(Data records)
•••••

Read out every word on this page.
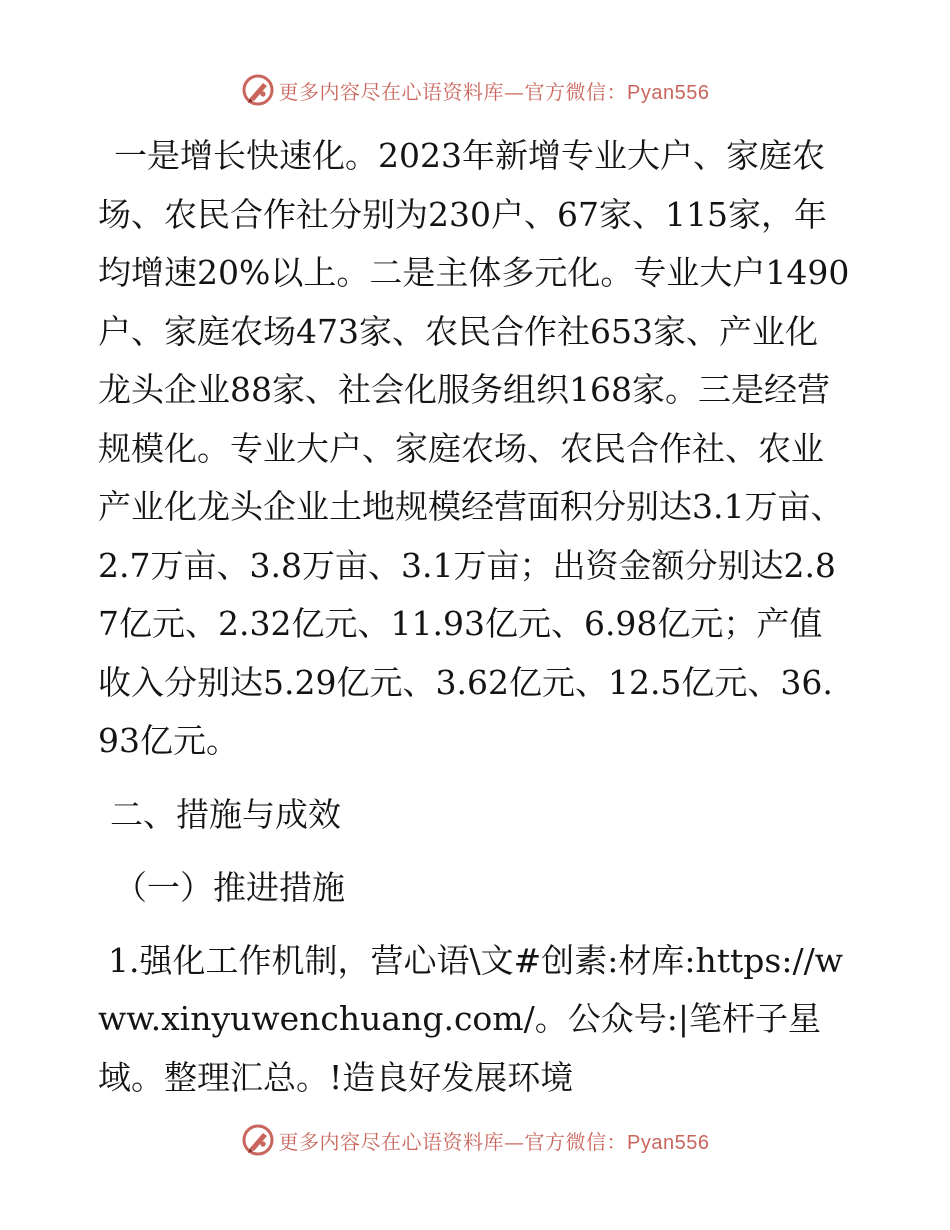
更多内容尽在心语资料库—官方微信：Pyan556

一是增长快速化。2023年新增专业大户、家庭农场、农民合作社分别为230户、67家、115家，年均增速20%以上。二是主体多元化。专业大户1490户、家庭农场473家、农民合作社653家、产业化龙头企业88家、社会化服务组织168家。三是经营规模化。专业大户、家庭农场、农民合作社、农业产业化龙头企业土地规模经营面积分别达3.1万亩、2.7万亩、3.8万亩、3.1万亩；出资金额分别达2.87亿元、2.32亿元、11.93亿元、6.98亿元；产值收入分别达5.29亿元、3.62亿元、12.5亿元、36.93亿元。

二、措施与成效

（一）推进措施

1.强化工作机制，营心语\文#创素:材库:https://www.xinyuwenchuang.com/。公众号:|笔杆子星域。整理汇总。!造良好发展环境

更多内容尽在心语资料库—官方微信：Pyan556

•••••

▶ **TO DO**
Quote the entries in full. Any image among them is to be omitted from the copy.

▶ **THE COMPLETED TASK**
Read out every word on this page.
更多内容尽在心语资料库—官方微信：Pyan556

一是增长快速化。2023年新增专业大户、家庭农场、农民合作社分别为230户、67家、115家，年均增速20%以上。二是主体多元化。专业大户1490户、家庭农场473家、农民合作社653家、产业化龙头企业88家、社会化服务组织168家。三是经营规模化。专业大户、家庭农场、农民合作社、农业产业化龙头企业土地规模经营面积分别达3.1万亩、2.7万亩、3.8万亩、3.1万亩；出资金额分别达2.87亿元、2.32亿元、11.93亿元、6.98亿元；产值收入分别达5.29亿元、3.62亿元、12.5亿元、36.93亿元。

二、措施与成效

（一）推进措施

1.强化工作机制，营心语\文#创素:材库:https://www.xinyuwenchuang.com/。公众号:|笔杆子星域。整理汇总。!造良好发展环境

更多内容尽在心语资料库—官方微信：Pyan556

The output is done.